*Challenge:*
Count the lines that hold the string "Results". Reply with the number alone.

-*-

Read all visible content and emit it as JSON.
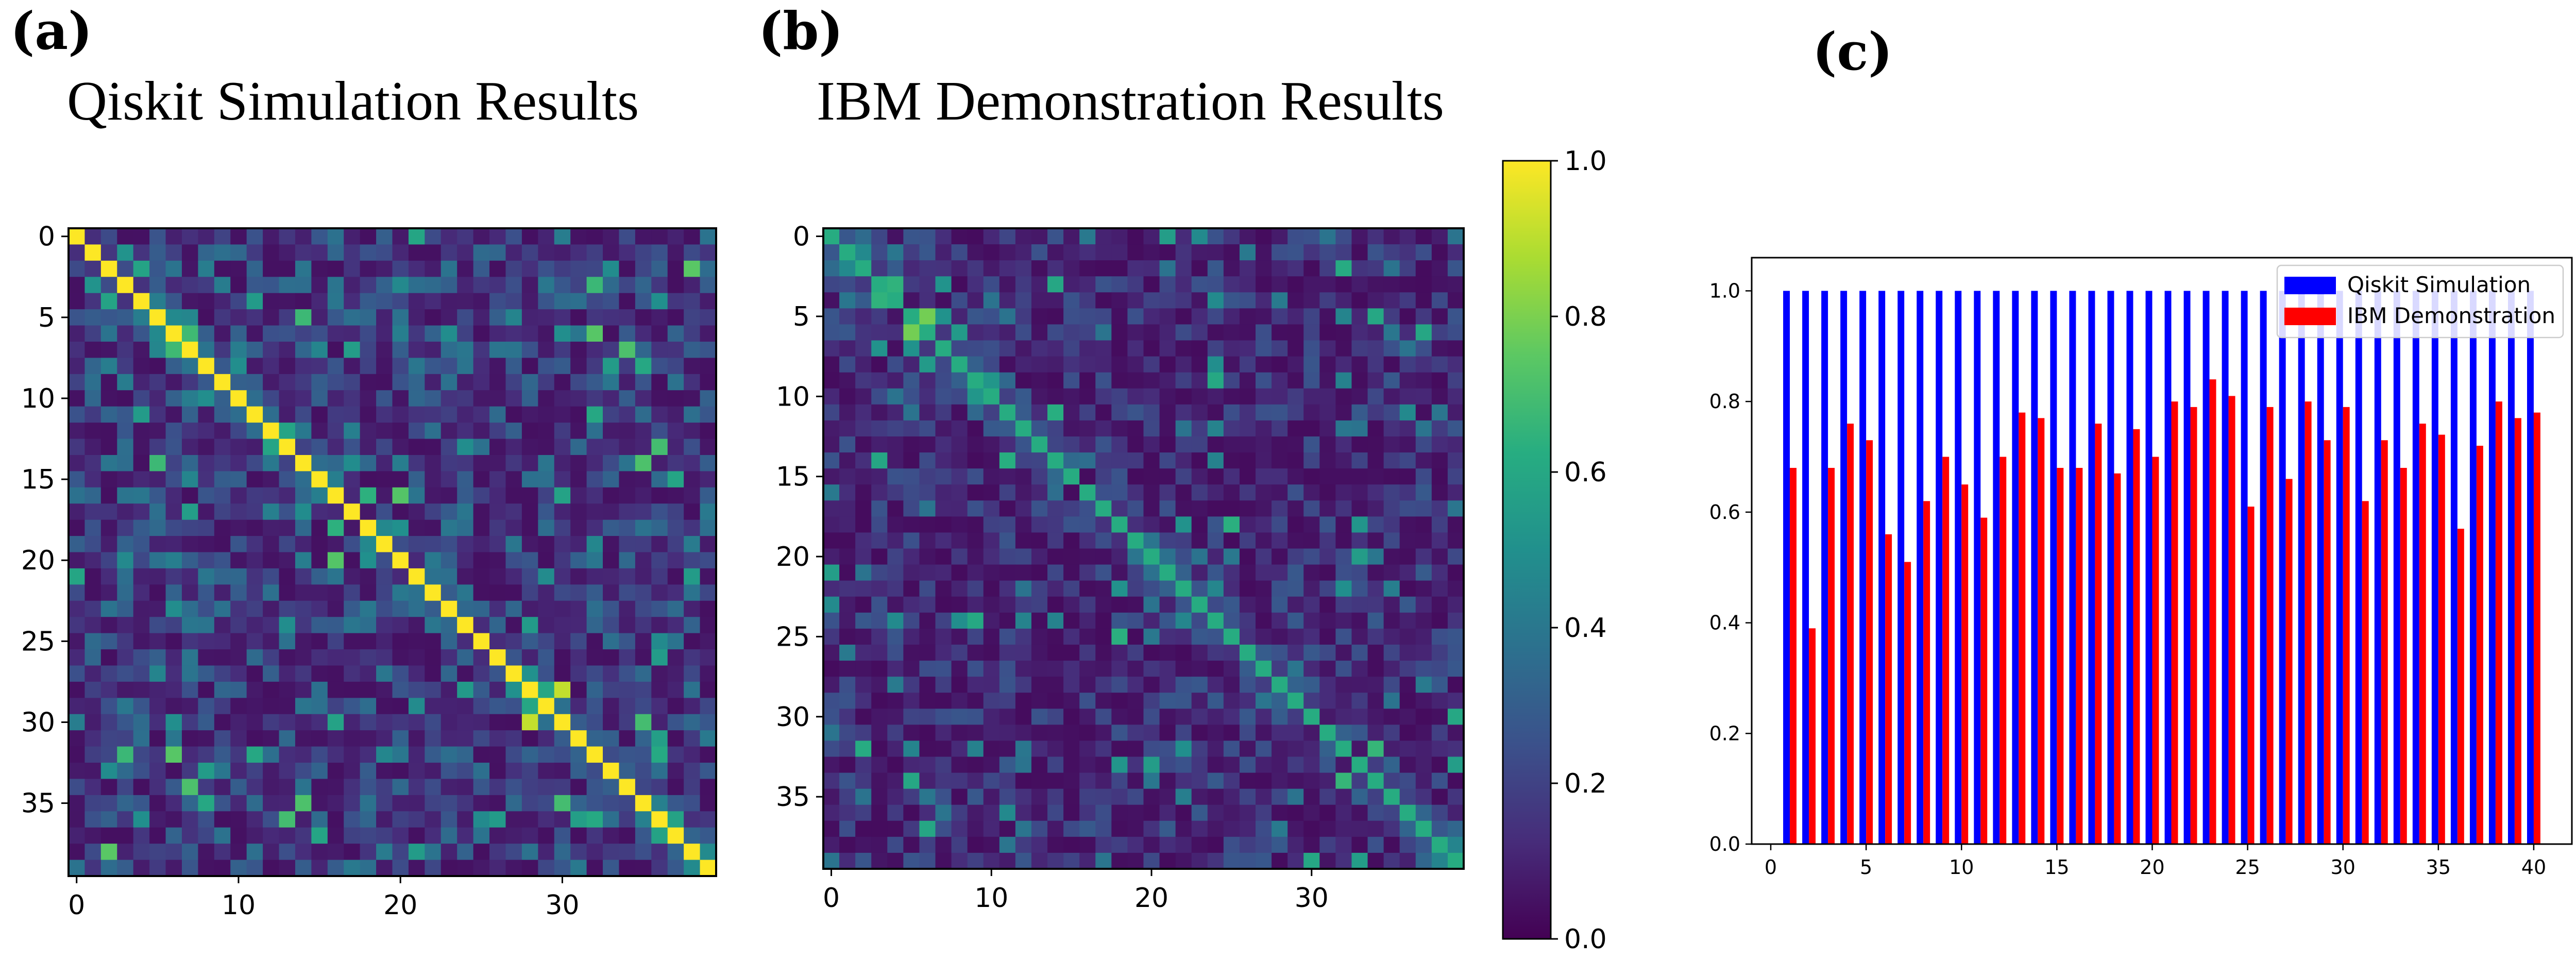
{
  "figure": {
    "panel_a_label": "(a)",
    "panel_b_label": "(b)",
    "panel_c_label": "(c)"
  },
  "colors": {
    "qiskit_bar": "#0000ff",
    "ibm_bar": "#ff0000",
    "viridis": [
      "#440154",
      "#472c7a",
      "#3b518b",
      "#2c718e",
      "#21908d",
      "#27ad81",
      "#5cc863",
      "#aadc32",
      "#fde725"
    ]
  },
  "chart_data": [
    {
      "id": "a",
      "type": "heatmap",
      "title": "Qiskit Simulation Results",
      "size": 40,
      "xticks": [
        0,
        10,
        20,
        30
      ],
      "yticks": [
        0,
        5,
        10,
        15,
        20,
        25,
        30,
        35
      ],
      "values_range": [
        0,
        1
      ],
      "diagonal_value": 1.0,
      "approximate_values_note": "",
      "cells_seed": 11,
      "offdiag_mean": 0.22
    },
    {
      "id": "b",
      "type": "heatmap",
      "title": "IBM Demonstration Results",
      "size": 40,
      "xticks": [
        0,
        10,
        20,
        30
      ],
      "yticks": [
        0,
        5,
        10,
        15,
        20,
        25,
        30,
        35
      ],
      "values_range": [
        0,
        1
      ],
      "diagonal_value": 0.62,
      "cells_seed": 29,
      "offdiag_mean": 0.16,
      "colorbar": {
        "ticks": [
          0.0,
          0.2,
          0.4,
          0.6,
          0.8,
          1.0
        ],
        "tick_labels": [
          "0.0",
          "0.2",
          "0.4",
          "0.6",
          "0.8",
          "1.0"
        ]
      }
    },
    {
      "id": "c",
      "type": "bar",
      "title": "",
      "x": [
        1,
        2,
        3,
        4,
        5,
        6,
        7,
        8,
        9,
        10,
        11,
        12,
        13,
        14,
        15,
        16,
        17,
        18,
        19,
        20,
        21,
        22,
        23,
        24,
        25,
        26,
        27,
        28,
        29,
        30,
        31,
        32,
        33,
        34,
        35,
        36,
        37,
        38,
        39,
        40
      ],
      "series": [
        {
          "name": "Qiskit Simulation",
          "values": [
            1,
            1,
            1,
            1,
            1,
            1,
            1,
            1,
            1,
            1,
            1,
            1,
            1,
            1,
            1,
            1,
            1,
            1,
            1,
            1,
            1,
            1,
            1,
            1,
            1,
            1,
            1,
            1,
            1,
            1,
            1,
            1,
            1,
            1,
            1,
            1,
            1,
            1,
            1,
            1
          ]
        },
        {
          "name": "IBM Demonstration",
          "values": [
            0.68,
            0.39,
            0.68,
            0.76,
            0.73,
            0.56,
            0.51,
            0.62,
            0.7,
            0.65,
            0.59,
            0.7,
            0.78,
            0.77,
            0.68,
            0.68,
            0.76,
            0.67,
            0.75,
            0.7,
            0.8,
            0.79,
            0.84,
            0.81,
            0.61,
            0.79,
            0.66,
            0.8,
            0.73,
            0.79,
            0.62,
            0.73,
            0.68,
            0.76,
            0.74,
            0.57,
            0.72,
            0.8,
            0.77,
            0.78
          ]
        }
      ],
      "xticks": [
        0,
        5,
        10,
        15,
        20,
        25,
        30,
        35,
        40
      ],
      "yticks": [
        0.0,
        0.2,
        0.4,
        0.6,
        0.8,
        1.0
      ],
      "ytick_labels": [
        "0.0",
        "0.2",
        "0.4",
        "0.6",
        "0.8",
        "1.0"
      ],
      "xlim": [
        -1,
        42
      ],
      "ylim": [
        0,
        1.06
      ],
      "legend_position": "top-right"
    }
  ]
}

-*-

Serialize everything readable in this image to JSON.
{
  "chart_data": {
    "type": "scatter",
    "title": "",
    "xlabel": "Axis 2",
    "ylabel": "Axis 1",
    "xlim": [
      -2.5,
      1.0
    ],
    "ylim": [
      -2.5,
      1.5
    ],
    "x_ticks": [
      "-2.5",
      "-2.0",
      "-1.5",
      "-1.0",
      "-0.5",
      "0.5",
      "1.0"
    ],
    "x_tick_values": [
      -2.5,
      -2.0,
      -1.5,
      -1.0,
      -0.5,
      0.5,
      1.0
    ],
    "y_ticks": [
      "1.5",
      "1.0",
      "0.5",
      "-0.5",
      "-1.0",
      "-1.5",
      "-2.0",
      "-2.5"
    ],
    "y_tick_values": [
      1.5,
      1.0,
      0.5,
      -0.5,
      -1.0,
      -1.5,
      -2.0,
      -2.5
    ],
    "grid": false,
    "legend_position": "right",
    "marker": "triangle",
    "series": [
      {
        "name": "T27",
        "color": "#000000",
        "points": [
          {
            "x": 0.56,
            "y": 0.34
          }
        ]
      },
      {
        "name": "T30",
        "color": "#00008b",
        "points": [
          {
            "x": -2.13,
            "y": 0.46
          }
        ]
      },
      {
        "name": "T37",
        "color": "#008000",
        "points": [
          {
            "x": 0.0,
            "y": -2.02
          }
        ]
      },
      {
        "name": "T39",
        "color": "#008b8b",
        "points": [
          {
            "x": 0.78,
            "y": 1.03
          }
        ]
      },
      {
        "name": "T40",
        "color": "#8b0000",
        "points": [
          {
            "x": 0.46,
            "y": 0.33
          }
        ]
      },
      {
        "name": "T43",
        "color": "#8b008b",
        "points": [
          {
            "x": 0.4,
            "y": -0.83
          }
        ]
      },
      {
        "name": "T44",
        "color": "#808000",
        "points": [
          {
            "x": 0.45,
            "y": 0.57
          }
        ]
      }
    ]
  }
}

-*-

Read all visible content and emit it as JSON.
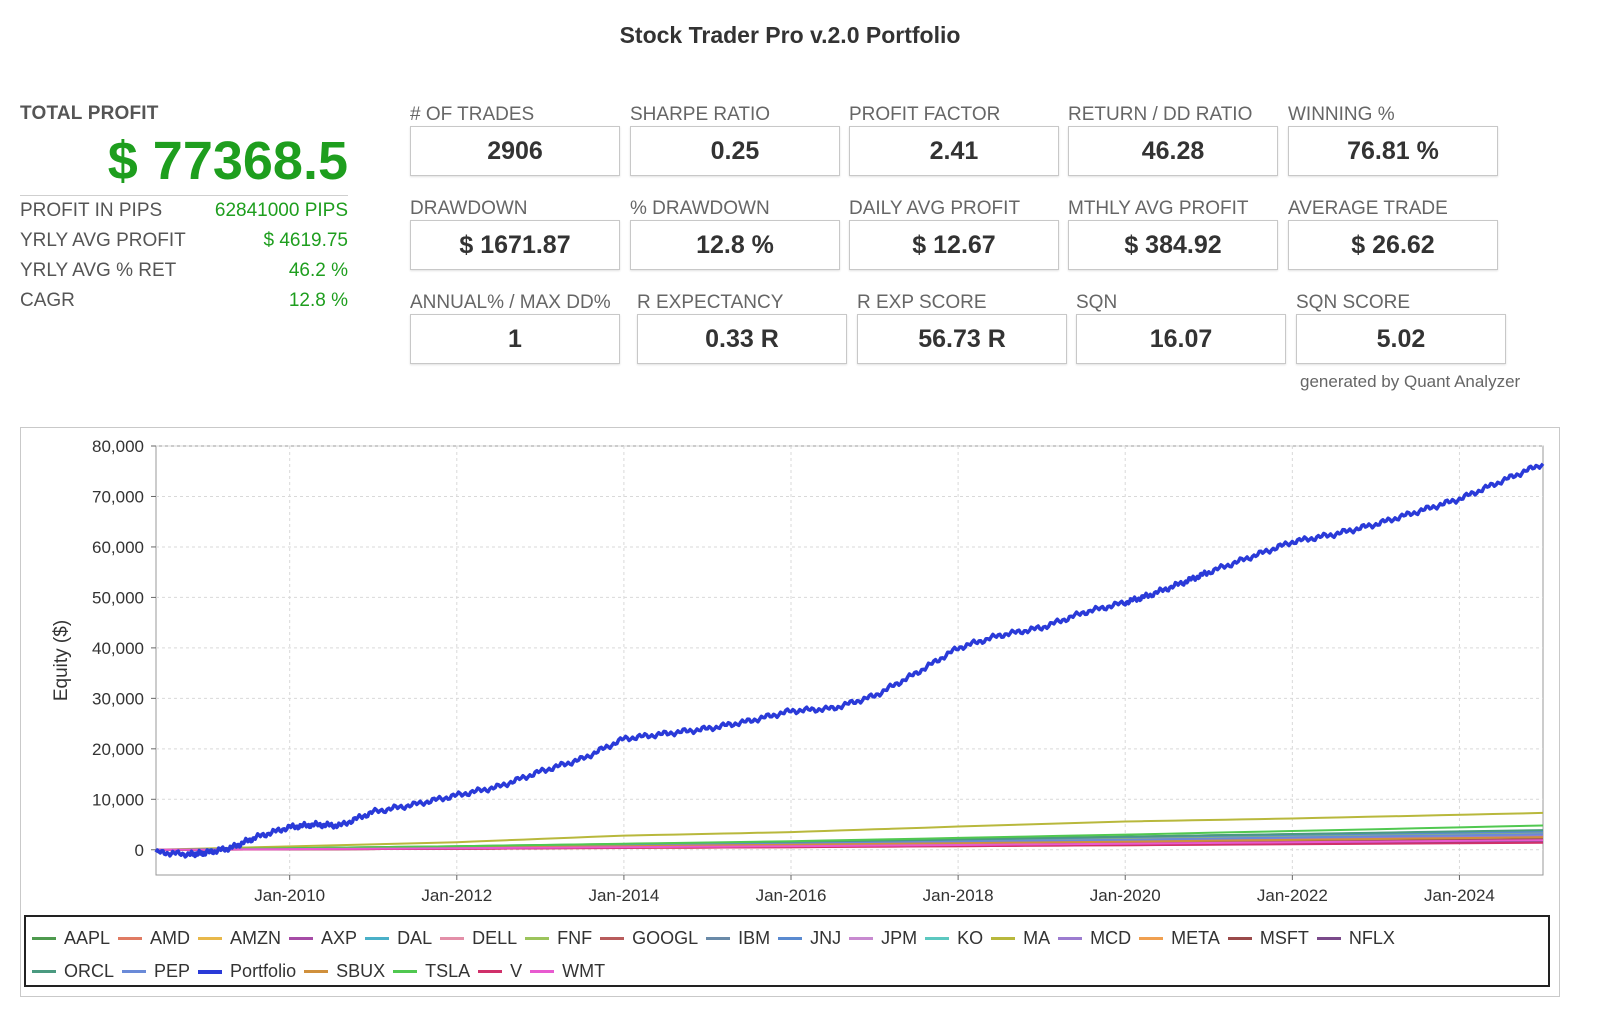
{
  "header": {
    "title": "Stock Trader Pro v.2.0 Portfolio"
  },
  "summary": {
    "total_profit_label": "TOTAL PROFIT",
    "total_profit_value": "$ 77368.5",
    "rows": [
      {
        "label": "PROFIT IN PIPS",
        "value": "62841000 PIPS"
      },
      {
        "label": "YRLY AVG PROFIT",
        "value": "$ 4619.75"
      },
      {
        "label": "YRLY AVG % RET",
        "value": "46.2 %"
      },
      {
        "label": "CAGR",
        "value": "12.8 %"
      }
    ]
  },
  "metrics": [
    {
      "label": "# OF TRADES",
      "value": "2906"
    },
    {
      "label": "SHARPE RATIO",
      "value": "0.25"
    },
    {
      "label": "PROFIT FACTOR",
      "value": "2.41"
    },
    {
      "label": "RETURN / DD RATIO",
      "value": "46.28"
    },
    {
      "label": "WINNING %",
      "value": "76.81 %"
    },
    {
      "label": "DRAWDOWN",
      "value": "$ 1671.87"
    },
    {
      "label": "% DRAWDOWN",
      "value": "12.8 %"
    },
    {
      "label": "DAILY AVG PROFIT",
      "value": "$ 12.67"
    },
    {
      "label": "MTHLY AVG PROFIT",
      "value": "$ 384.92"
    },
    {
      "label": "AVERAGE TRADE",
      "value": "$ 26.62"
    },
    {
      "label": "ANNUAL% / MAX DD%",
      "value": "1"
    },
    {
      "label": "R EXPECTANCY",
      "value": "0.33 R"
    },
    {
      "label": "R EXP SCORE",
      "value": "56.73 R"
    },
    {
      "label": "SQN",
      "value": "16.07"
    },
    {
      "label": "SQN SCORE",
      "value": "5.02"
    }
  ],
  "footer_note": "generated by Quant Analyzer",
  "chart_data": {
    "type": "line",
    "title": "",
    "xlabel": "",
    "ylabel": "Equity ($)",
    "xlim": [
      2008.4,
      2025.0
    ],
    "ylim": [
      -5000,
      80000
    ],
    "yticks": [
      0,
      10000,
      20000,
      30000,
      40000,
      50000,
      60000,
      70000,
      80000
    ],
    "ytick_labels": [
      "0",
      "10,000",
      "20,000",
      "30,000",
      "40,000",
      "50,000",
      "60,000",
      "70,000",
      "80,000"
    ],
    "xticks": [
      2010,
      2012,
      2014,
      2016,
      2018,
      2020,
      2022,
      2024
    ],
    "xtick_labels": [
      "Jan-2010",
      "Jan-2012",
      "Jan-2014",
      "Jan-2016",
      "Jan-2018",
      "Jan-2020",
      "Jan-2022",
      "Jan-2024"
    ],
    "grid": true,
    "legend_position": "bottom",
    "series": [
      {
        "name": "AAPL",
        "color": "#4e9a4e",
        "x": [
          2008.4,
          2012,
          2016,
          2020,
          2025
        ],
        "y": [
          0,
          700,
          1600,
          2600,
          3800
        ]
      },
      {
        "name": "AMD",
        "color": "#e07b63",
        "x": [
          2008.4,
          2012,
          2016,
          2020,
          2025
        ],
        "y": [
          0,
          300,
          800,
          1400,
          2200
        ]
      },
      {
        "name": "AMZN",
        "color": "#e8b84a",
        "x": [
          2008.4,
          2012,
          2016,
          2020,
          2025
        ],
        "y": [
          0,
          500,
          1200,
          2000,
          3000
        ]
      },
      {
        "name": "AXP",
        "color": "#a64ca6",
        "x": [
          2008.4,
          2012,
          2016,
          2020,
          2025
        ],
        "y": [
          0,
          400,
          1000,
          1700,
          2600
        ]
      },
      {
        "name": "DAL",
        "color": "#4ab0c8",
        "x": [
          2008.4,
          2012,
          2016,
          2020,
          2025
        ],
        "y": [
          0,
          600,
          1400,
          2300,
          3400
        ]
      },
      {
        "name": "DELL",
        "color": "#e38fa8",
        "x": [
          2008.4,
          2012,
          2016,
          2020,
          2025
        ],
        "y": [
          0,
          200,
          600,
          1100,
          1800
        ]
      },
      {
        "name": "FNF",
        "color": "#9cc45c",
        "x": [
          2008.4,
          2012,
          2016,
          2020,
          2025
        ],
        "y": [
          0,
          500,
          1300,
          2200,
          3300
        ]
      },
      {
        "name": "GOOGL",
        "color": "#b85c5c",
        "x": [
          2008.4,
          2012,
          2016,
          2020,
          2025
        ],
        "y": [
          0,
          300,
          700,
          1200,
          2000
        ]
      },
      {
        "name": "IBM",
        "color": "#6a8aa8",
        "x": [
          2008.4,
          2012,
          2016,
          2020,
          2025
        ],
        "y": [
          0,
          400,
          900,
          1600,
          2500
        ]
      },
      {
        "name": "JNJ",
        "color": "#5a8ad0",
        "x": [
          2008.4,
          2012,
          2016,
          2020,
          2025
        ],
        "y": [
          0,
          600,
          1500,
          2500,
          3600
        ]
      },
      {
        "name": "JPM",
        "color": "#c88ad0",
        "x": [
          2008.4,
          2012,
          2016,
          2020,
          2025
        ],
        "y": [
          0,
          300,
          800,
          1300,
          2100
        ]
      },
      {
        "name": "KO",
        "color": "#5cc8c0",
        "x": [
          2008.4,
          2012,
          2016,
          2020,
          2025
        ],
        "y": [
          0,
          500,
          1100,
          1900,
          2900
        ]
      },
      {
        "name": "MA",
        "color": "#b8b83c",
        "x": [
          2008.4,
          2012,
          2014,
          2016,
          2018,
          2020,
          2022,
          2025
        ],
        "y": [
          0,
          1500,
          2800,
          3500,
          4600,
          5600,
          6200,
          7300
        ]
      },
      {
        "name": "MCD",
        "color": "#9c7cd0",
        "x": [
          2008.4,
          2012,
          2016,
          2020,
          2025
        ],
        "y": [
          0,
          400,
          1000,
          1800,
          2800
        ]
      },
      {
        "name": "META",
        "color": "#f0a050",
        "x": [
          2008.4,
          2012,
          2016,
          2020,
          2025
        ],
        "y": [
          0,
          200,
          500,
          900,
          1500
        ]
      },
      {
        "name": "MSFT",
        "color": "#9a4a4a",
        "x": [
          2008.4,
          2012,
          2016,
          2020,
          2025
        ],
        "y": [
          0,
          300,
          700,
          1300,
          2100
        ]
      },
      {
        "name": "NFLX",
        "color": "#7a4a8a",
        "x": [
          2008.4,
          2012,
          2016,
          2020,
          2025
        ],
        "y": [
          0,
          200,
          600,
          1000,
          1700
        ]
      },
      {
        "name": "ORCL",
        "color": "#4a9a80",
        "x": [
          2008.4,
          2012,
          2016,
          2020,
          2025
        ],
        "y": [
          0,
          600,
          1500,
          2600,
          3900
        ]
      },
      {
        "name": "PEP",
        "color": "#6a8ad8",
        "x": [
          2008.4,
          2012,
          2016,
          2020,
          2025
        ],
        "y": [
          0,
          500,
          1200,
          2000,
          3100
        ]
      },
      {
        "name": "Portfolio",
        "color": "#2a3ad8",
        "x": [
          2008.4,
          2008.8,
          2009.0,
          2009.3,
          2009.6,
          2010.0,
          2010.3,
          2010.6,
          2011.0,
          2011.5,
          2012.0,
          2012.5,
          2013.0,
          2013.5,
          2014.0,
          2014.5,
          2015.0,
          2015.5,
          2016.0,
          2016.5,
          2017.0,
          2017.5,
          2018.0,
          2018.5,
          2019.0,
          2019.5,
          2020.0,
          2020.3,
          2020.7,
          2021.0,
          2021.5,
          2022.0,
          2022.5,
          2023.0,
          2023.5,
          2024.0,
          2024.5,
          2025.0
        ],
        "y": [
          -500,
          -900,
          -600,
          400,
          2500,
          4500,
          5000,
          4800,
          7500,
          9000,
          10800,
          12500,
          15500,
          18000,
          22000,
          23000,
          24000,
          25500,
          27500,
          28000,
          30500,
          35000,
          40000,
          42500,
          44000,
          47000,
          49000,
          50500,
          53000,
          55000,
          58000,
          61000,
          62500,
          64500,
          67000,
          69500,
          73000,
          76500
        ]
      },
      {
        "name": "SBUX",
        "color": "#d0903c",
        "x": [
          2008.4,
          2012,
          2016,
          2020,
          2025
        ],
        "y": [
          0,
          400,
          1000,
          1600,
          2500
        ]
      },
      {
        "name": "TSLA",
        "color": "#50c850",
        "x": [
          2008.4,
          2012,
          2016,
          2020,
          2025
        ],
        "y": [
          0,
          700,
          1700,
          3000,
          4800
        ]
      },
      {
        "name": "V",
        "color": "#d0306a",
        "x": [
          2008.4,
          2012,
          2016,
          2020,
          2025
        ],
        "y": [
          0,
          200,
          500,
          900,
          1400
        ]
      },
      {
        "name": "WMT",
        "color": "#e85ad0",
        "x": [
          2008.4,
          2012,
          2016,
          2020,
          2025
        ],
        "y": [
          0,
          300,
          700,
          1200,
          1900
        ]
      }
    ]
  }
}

-*-

*Answer to the task:*
2